• **Exercise objective**: Exact copy required. Repeat the records, but keep the pictures out.
=== Begin Enclosure ===
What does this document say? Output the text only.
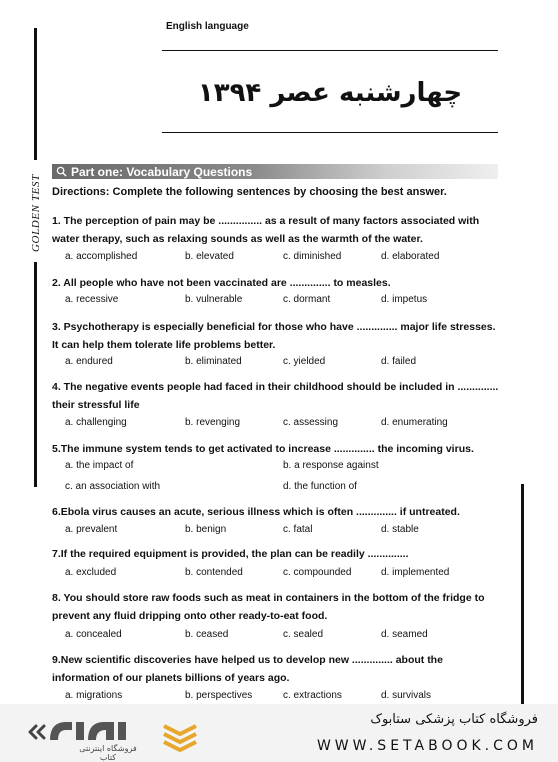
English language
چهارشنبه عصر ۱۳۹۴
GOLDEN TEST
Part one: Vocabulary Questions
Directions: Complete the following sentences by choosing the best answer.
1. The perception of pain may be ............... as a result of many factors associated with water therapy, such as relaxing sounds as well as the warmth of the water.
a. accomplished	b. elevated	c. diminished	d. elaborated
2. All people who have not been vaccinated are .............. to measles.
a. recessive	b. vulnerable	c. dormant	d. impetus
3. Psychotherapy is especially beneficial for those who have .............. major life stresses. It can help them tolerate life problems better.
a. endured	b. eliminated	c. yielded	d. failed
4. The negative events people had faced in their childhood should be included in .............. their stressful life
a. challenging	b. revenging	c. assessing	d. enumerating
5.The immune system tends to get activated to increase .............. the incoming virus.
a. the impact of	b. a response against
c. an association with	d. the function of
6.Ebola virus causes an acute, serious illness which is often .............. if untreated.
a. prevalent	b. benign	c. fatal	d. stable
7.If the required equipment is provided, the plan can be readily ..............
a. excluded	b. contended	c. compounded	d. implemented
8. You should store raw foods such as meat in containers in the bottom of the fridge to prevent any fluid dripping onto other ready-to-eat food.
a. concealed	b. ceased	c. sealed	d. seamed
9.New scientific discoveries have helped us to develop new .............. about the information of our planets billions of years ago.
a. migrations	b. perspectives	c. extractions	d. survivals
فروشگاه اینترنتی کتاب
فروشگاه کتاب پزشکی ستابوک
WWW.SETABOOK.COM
=== End Enclosure ===
• **Response to the task**:
What does this document say? Output the text only.
English language
چهارشنبه عصر ۱۳۹۴
GOLDEN TEST
Part one: Vocabulary Questions
Directions: Complete the following sentences by choosing the best answer.
1. The perception of pain may be ............... as a result of many factors associated with water therapy, such as relaxing sounds as well as the warmth of the water.
a. accomplished	b. elevated	c. diminished	d. elaborated
2. All people who have not been vaccinated are .............. to measles.
a. recessive	b. vulnerable	c. dormant	d. impetus
3. Psychotherapy is especially beneficial for those who have .............. major life stresses. It can help them tolerate life problems better.
a. endured	b. eliminated	c. yielded	d. failed
4. The negative events people had faced in their childhood should be included in .............. their stressful life
a. challenging	b. revenging	c. assessing	d. enumerating
5.The immune system tends to get activated to increase .............. the incoming virus.
a. the impact of	b. a response against
c. an association with	d. the function of
6.Ebola virus causes an acute, serious illness which is often .............. if untreated.
a. prevalent	b. benign	c. fatal	d. stable
7.If the required equipment is provided, the plan can be readily ..............
a. excluded	b. contended	c. compounded	d. implemented
8. You should store raw foods such as meat in containers in the bottom of the fridge to prevent any fluid dripping onto other ready-to-eat food.
a. concealed	b. ceased	c. sealed	d. seamed
9.New scientific discoveries have helped us to develop new .............. about the information of our planets billions of years ago.
a. migrations	b. perspectives	c. extractions	d. survivals
فروشگاه اینترنتی کتاب
فروشگاه کتاب پزشکی ستابوک
WWW.SETABOOK.COM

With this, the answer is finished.